(Records contained in a dataset)
######

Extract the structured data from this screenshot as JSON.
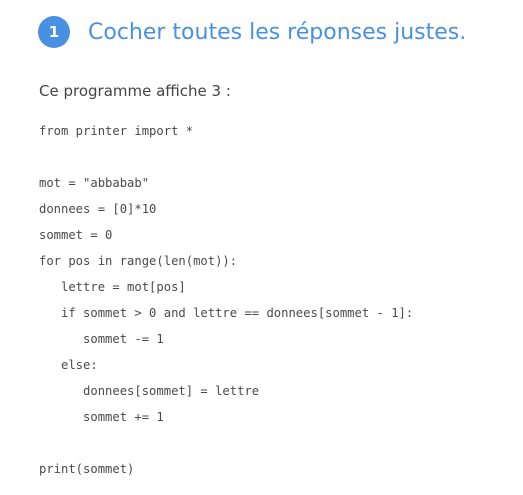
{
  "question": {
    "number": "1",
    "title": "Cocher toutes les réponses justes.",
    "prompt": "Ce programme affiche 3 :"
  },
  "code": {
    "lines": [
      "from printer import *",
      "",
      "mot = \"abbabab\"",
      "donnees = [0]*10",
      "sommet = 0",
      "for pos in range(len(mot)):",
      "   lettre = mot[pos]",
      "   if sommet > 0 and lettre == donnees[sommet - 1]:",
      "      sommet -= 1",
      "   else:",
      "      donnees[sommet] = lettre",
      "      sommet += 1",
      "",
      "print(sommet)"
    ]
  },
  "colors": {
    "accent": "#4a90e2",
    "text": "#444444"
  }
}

######

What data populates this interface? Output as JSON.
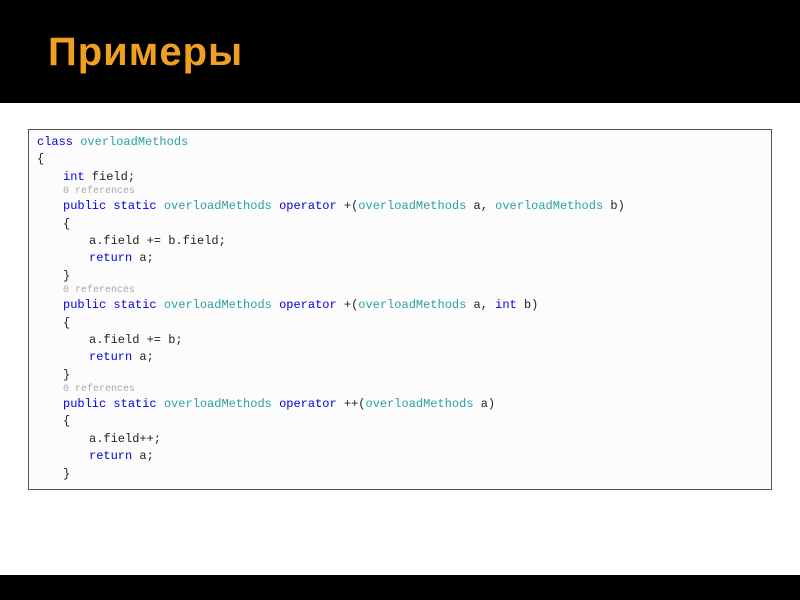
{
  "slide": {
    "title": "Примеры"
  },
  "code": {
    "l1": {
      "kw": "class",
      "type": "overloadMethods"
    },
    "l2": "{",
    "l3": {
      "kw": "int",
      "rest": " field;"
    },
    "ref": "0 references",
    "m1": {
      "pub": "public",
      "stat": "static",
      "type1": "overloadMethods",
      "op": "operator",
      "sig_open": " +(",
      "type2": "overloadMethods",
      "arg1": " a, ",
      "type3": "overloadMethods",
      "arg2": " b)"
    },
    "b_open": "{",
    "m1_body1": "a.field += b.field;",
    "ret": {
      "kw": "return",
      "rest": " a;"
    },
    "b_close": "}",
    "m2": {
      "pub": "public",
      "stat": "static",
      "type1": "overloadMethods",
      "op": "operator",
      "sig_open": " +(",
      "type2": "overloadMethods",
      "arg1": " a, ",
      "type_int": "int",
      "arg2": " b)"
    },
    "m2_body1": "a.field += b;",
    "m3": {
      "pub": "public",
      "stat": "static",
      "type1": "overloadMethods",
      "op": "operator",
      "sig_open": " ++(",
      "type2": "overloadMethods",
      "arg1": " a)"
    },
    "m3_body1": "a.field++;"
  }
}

######

• [WHAT THE TASK ASKS]
Pick out every line holding the string "field" and return it.

• [TASK RESPONSE]
      "rest": " field;"
    "m1_body1": "a.field += b.field;",
    "m2_body1": "a.field += b;",
    "m3_body1": "a.field++;"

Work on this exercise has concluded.